Could every line of the data be printed exactly as it reads?

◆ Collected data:
□ □ □ □ □

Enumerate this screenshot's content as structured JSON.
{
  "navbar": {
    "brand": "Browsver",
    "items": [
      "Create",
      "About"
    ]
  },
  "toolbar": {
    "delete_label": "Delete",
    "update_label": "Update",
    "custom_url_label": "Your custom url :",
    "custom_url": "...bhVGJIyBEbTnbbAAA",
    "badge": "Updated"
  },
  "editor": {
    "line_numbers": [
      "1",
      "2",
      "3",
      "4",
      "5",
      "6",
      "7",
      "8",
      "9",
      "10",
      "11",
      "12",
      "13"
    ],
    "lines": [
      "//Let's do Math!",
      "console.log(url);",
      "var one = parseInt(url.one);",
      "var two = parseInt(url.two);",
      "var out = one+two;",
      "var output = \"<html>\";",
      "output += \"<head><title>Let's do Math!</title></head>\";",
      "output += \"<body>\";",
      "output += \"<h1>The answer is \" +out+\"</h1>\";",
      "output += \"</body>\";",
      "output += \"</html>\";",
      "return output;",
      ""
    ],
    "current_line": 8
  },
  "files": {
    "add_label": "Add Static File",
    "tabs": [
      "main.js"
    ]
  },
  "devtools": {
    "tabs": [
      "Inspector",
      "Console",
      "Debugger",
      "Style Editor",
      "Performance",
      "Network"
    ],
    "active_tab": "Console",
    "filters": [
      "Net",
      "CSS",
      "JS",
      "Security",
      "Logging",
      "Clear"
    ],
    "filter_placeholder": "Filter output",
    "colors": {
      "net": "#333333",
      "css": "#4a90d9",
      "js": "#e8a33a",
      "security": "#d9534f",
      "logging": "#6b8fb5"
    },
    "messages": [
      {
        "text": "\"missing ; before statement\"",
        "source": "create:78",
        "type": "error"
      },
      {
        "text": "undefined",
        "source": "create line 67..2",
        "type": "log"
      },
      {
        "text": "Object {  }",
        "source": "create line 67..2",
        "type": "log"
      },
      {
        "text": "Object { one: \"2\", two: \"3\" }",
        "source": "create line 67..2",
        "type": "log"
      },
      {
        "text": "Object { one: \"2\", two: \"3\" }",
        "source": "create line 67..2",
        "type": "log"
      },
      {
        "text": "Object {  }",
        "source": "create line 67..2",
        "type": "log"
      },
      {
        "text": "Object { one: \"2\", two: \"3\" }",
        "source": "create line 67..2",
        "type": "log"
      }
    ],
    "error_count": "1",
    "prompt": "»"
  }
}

□ □ □ □ □

◆ TASK ANSWER:
Enumerate this screenshot's content as structured JSON.
{
  "navbar": {
    "brand": "Browsver",
    "items": [
      "Create",
      "About"
    ]
  },
  "toolbar": {
    "delete_label": "Delete",
    "update_label": "Update",
    "custom_url_label": "Your custom url :",
    "custom_url": "...bhVGJIyBEbTnbbAAA",
    "badge": "Updated"
  },
  "editor": {
    "line_numbers": [
      "1",
      "2",
      "3",
      "4",
      "5",
      "6",
      "7",
      "8",
      "9",
      "10",
      "11",
      "12",
      "13"
    ],
    "lines": [
      "//Let's do Math!",
      "console.log(url);",
      "var one = parseInt(url.one);",
      "var two = parseInt(url.two);",
      "var out = one+two;",
      "var output = \"<html>\";",
      "output += \"<head><title>Let's do Math!</title></head>\";",
      "output += \"<body>\";",
      "output += \"<h1>The answer is \" +out+\"</h1>\";",
      "output += \"</body>\";",
      "output += \"</html>\";",
      "return output;",
      ""
    ],
    "current_line": 8
  },
  "files": {
    "add_label": "Add Static File",
    "tabs": [
      "main.js"
    ]
  },
  "devtools": {
    "tabs": [
      "Inspector",
      "Console",
      "Debugger",
      "Style Editor",
      "Performance",
      "Network"
    ],
    "active_tab": "Console",
    "filters": [
      "Net",
      "CSS",
      "JS",
      "Security",
      "Logging",
      "Clear"
    ],
    "filter_placeholder": "Filter output",
    "colors": {
      "net": "#333333",
      "css": "#4a90d9",
      "js": "#e8a33a",
      "security": "#d9534f",
      "logging": "#6b8fb5"
    },
    "messages": [
      {
        "text": "\"missing ; before statement\"",
        "source": "create:78",
        "type": "error"
      },
      {
        "text": "undefined",
        "source": "create line 67..2",
        "type": "log"
      },
      {
        "text": "Object {  }",
        "source": "create line 67..2",
        "type": "log"
      },
      {
        "text": "Object { one: \"2\", two: \"3\" }",
        "source": "create line 67..2",
        "type": "log"
      },
      {
        "text": "Object { one: \"2\", two: \"3\" }",
        "source": "create line 67..2",
        "type": "log"
      },
      {
        "text": "Object {  }",
        "source": "create line 67..2",
        "type": "log"
      },
      {
        "text": "Object { one: \"2\", two: \"3\" }",
        "source": "create line 67..2",
        "type": "log"
      }
    ],
    "error_count": "1",
    "prompt": "»"
  }
}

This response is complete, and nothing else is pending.